■ RECORDS SHOWN:
»»

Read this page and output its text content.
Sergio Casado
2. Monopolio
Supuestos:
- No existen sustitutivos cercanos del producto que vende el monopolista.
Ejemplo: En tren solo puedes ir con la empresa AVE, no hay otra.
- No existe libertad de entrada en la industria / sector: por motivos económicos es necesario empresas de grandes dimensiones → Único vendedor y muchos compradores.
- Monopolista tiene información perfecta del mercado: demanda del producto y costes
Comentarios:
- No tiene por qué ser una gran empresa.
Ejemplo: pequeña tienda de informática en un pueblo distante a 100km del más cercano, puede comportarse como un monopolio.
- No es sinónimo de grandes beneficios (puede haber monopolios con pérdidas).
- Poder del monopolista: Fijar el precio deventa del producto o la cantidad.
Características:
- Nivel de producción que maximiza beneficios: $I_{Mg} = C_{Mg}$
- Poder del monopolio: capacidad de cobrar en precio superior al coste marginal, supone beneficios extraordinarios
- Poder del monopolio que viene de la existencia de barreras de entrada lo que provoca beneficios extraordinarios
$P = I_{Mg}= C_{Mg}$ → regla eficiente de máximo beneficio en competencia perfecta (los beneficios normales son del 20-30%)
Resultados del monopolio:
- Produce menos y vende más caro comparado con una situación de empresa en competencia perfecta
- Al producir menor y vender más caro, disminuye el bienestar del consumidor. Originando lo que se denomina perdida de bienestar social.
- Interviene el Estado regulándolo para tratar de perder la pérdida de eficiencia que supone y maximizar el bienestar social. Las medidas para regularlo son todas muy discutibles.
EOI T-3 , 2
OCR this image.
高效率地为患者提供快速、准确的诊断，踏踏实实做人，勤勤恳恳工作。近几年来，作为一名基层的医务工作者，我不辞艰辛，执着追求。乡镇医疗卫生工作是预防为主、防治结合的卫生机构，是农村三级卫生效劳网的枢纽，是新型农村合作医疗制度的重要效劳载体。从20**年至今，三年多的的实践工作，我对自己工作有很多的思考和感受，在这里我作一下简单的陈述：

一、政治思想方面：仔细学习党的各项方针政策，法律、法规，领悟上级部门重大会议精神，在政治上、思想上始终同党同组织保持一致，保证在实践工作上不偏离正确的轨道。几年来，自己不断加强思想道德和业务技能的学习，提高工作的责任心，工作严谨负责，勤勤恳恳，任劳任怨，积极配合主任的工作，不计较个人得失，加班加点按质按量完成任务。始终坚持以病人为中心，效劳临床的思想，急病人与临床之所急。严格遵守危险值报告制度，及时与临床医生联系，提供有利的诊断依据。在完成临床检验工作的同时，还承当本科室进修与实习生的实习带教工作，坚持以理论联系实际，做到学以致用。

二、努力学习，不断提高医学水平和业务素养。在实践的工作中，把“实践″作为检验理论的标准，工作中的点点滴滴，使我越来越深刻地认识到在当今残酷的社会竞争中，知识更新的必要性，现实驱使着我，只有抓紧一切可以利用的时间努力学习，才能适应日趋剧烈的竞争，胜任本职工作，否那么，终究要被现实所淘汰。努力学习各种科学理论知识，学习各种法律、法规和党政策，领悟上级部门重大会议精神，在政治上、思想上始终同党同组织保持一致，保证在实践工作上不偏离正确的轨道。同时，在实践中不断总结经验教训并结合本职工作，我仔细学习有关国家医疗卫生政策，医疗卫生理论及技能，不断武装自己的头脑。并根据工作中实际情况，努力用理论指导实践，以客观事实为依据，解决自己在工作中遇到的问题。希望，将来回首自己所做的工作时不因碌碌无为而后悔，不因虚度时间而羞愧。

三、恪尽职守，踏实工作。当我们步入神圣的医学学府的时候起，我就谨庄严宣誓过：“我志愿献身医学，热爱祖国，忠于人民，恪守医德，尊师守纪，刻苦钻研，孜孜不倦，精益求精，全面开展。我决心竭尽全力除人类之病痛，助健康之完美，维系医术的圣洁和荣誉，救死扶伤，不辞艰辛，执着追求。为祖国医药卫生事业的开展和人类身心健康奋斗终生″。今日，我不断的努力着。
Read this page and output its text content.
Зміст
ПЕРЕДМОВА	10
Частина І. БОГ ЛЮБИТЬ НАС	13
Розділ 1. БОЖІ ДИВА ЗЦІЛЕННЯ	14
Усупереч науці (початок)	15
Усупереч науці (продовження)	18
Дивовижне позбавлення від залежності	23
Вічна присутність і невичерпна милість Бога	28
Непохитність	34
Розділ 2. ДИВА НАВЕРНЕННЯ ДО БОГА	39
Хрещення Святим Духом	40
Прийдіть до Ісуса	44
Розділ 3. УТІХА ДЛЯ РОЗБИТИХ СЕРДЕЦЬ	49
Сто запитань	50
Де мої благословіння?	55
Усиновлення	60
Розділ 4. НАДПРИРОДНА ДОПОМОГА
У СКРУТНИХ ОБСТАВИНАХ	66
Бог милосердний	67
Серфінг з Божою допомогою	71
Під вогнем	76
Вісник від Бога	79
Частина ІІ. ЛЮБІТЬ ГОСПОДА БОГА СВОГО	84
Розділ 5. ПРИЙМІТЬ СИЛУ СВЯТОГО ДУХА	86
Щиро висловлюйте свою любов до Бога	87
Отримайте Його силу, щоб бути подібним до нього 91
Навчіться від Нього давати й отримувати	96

««

■ EXERCISE REQUIREMENTS: Quote all the records. Keep every word exact.

■ RESULT FOR THIS EXERCISE:
Read this page and output its text content.
Sergio Casado
2. Monopolio
Supuestos:
- No existen sustitutivos cercanos del producto que vende el monopolista.
Ejemplo: En tren solo puedes ir con la empresa AVE, no hay otra.
- No existe libertad de entrada en la industria / sector: por motivos económicos es necesario empresas de grandes dimensiones → Único vendedor y muchos compradores.
- Monopolista tiene información perfecta del mercado: demanda del producto y costes
Comentarios:
- No tiene por qué ser una gran empresa.
Ejemplo: pequeña tienda de informática en un pueblo distante a 100km del más cercano, puede comportarse como un monopolio.
- No es sinónimo de grandes beneficios (puede haber monopolios con pérdidas).
- Poder del monopolista: Fijar el precio deventa del producto o la cantidad.
Características:
- Nivel de producción que maximiza beneficios: $I_{Mg} = C_{Mg}$
- Poder del monopolio: capacidad de cobrar en precio superior al coste marginal, supone beneficios extraordinarios
- Poder del monopolio que viene de la existencia de barreras de entrada lo que provoca beneficios extraordinarios
$P = I_{Mg}= C_{Mg}$ → regla eficiente de máximo beneficio en competencia perfecta (los beneficios normales son del 20-30%)
Resultados del monopolio:
- Produce menos y vende más caro comparado con una situación de empresa en competencia perfecta
- Al producir menor y vender más caro, disminuye el bienestar del consumidor. Originando lo que se denomina perdida de bienestar social.
- Interviene el Estado regulándolo para tratar de perder la pérdida de eficiencia que supone y maximizar el bienestar social. Las medidas para regularlo son todas muy discutibles.
EOI T-3 , 2
OCR this image.
高效率地为患者提供快速、准确的诊断，踏踏实实做人，勤勤恳恳工作。近几年来，作为一名基层的医务工作者，我不辞艰辛，执着追求。乡镇医疗卫生工作是预防为主、防治结合的卫生机构，是农村三级卫生效劳网的枢纽，是新型农村合作医疗制度的重要效劳载体。从20**年至今，三年多的的实践工作，我对自己工作有很多的思考和感受，在这里我作一下简单的陈述：

一、政治思想方面：仔细学习党的各项方针政策，法律、法规，领悟上级部门重大会议精神，在政治上、思想上始终同党同组织保持一致，保证在实践工作上不偏离正确的轨道。几年来，自己不断加强思想道德和业务技能的学习，提高工作的责任心，工作严谨负责，勤勤恳恳，任劳任怨，积极配合主任的工作，不计较个人得失，加班加点按质按量完成任务。始终坚持以病人为中心，效劳临床的思想，急病人与临床之所急。严格遵守危险值报告制度，及时与临床医生联系，提供有利的诊断依据。在完成临床检验工作的同时，还承当本科室进修与实习生的实习带教工作，坚持以理论联系实际，做到学以致用。

二、努力学习，不断提高医学水平和业务素养。在实践的工作中，把“实践″作为检验理论的标准，工作中的点点滴滴，使我越来越深刻地认识到在当今残酷的社会竞争中，知识更新的必要性，现实驱使着我，只有抓紧一切可以利用的时间努力学习，才能适应日趋剧烈的竞争，胜任本职工作，否那么，终究要被现实所淘汰。努力学习各种科学理论知识，学习各种法律、法规和党政策，领悟上级部门重大会议精神，在政治上、思想上始终同党同组织保持一致，保证在实践工作上不偏离正确的轨道。同时，在实践中不断总结经验教训并结合本职工作，我仔细学习有关国家医疗卫生政策，医疗卫生理论及技能，不断武装自己的头脑。并根据工作中实际情况，努力用理论指导实践，以客观事实为依据，解决自己在工作中遇到的问题。希望，将来回首自己所做的工作时不因碌碌无为而后悔，不因虚度时间而羞愧。

三、恪尽职守，踏实工作。当我们步入神圣的医学学府的时候起，我就谨庄严宣誓过：“我志愿献身医学，热爱祖国，忠于人民，恪守医德，尊师守纪，刻苦钻研，孜孜不倦，精益求精，全面开展。我决心竭尽全力除人类之病痛，助健康之完美，维系医术的圣洁和荣誉，救死扶伤，不辞艰辛，执着追求。为祖国医药卫生事业的开展和人类身心健康奋斗终生″。今日，我不断的努力着。
Read this page and output its text content.
Зміст
ПЕРЕДМОВА	10
Частина І. БОГ ЛЮБИТЬ НАС	13
Розділ 1. БОЖІ ДИВА ЗЦІЛЕННЯ	14
Усупереч науці (початок)	15
Усупереч науці (продовження)	18
Дивовижне позбавлення від залежності	23
Вічна присутність і невичерпна милість Бога	28
Непохитність	34
Розділ 2. ДИВА НАВЕРНЕННЯ ДО БОГА	39
Хрещення Святим Духом	40
Прийдіть до Ісуса	44
Розділ 3. УТІХА ДЛЯ РОЗБИТИХ СЕРДЕЦЬ	49
Сто запитань	50
Де мої благословіння?	55
Усиновлення	60
Розділ 4. НАДПРИРОДНА ДОПОМОГА
У СКРУТНИХ ОБСТАВИНАХ	66
Бог милосердний	67
Серфінг з Божою допомогою	71
Під вогнем	76
Вісник від Бога	79
Частина ІІ. ЛЮБІТЬ ГОСПОДА БОГА СВОГО	84
Розділ 5. ПРИЙМІТЬ СИЛУ СВЯТОГО ДУХА	86
Щиро висловлюйте свою любов до Бога	87
Отримайте Його силу, щоб бути подібним до нього 91
Навчіться від Нього давати й отримувати	96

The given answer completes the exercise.